◆ **WHAT THE TASK REQUIRES**:
How many of the lines that follow contain the word "University"? Give only the number.
▼
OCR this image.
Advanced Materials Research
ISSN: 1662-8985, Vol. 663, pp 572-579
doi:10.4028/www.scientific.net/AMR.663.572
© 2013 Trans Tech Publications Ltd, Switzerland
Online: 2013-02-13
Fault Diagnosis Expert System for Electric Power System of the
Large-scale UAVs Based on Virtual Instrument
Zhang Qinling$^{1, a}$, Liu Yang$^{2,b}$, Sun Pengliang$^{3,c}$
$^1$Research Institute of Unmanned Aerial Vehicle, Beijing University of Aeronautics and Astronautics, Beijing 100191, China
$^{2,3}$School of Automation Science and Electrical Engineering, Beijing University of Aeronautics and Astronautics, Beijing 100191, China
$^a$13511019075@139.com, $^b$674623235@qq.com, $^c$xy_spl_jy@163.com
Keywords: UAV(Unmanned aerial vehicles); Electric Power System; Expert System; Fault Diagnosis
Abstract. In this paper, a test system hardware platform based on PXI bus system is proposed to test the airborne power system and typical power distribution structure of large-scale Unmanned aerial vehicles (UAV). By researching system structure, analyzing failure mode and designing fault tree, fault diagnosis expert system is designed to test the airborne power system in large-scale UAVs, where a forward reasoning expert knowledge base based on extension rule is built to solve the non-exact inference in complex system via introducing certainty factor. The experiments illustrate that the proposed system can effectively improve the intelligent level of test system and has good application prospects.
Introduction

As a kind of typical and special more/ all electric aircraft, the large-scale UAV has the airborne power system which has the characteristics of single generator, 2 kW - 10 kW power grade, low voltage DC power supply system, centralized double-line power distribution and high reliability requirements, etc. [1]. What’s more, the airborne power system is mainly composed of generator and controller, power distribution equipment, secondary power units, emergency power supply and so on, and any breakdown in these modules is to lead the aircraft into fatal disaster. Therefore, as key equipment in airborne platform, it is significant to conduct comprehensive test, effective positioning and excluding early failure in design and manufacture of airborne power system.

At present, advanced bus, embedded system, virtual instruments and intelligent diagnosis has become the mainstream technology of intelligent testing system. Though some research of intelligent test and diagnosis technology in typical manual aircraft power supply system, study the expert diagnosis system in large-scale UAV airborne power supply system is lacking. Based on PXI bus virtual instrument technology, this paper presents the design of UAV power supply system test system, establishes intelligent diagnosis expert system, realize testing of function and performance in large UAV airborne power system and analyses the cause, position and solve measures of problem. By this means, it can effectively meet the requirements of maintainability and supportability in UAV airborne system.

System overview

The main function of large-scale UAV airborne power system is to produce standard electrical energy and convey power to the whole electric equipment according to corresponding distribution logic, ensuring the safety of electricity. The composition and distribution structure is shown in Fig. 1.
▲
◆ **CORRECT OUTPUT**:
2